(Raw records)
▽

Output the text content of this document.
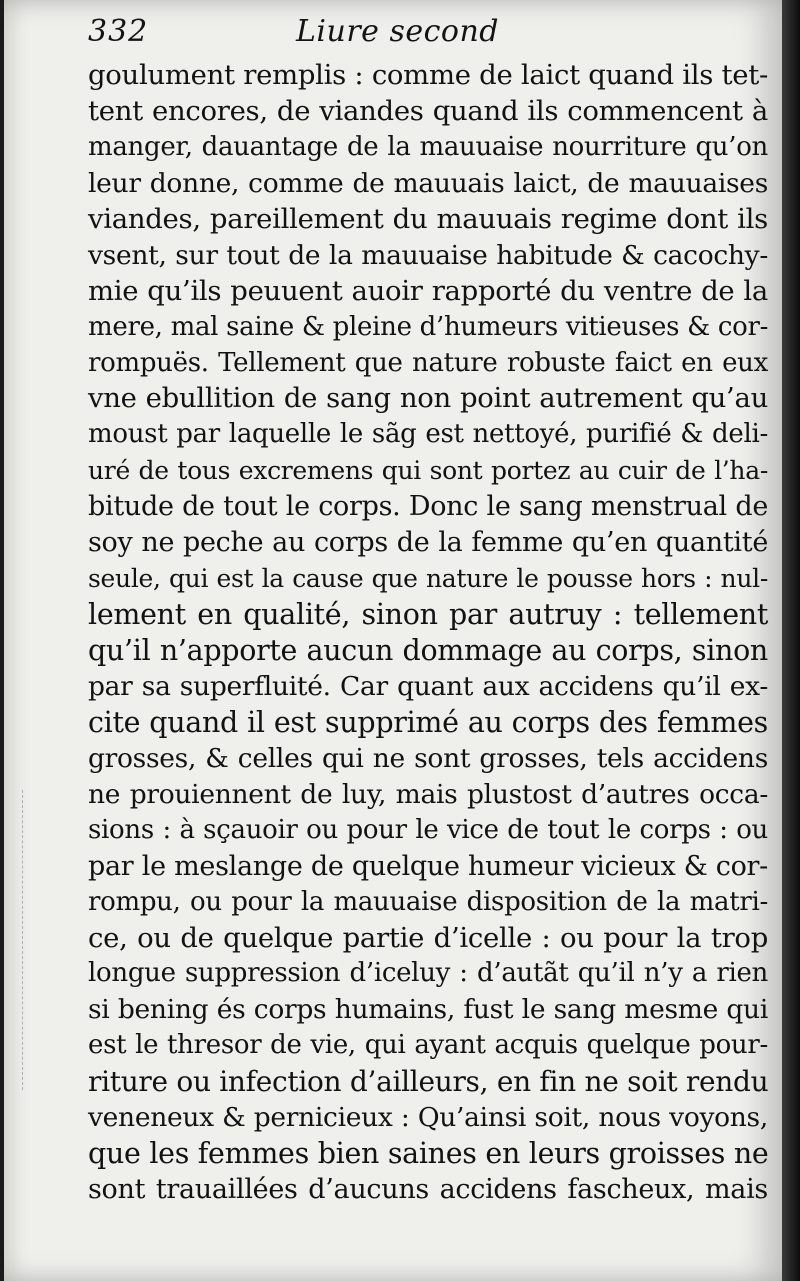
332	Liure second
goulument remplis : comme de laict quand ils tet-
tent encores, de viandes quand ils commencent à
manger, dauantage de la mauuaise nourriture qu’on
leur donne, comme de mauuais laict, de mauuaises
viandes, pareillement du mauuais regime dont ils
vsent, sur tout de la mauuaise habitude & cacochy-
mie qu’ils peuuent auoir rapporté du ventre de la
mere, mal saine & pleine d’humeurs vitieuses & cor-
rompuës. Tellement que nature robuste faict en eux
vne ebullition de sang non point autrement qu’au
moust par laquelle le sãg est nettoyé, purifié & deli-
uré de tous excremens qui sont portez au cuir de l’ha-
bitude de tout le corps. Donc le sang menstrual de
soy ne peche au corps de la femme qu’en quantité
seule, qui est la cause que nature le pousse hors : nul-
lement en qualité, sinon par autruy : tellement
qu’il n’apporte aucun dommage au corps, sinon
par sa superfluité. Car quant aux accidens qu’il ex-
cite quand il est supprimé au corps des femmes
grosses, & celles qui ne sont grosses, tels accidens
ne prouiennent de luy, mais plustost d’autres occa-
sions : à sçauoir ou pour le vice de tout le corps : ou
par le meslange de quelque humeur vicieux & cor-
rompu, ou pour la mauuaise disposition de la matri-
ce, ou de quelque partie d’icelle : ou pour la trop
longue suppression d’iceluy : d’autãt qu’il n’y a rien
si bening és corps humains, fust le sang mesme qui
est le thresor de vie, qui ayant acquis quelque pour-
riture ou infection d’ailleurs, en fin ne soit rendu
veneneux & pernicieux : Qu’ainsi soit, nous voyons,
que les femmes bien saines en leurs groisses ne
sont trauaillées d’aucuns accidens fascheux, mais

△

• Written problem:
Transcribe the listing in full and omit the pictures.

• Written response:
Output the text content of this document.
332	Liure second
goulument remplis : comme de laict quand ils tet-
tent encores, de viandes quand ils commencent à
manger, dauantage de la mauuaise nourriture qu’on
leur donne, comme de mauuais laict, de mauuaises
viandes, pareillement du mauuais regime dont ils
vsent, sur tout de la mauuaise habitude & cacochy-
mie qu’ils peuuent auoir rapporté du ventre de la
mere, mal saine & pleine d’humeurs vitieuses & cor-
rompuës. Tellement que nature robuste faict en eux
vne ebullition de sang non point autrement qu’au
moust par laquelle le sãg est nettoyé, purifié & deli-
uré de tous excremens qui sont portez au cuir de l’ha-
bitude de tout le corps. Donc le sang menstrual de
soy ne peche au corps de la femme qu’en quantité
seule, qui est la cause que nature le pousse hors : nul-
lement en qualité, sinon par autruy : tellement
qu’il n’apporte aucun dommage au corps, sinon
par sa superfluité. Car quant aux accidens qu’il ex-
cite quand il est supprimé au corps des femmes
grosses, & celles qui ne sont grosses, tels accidens
ne prouiennent de luy, mais plustost d’autres occa-
sions : à sçauoir ou pour le vice de tout le corps : ou
par le meslange de quelque humeur vicieux & cor-
rompu, ou pour la mauuaise disposition de la matri-
ce, ou de quelque partie d’icelle : ou pour la trop
longue suppression d’iceluy : d’autãt qu’il n’y a rien
si bening és corps humains, fust le sang mesme qui
est le thresor de vie, qui ayant acquis quelque pour-
riture ou infection d’ailleurs, en fin ne soit rendu
veneneux & pernicieux : Qu’ainsi soit, nous voyons,
que les femmes bien saines en leurs groisses ne
sont trauaillées d’aucuns accidens fascheux, mais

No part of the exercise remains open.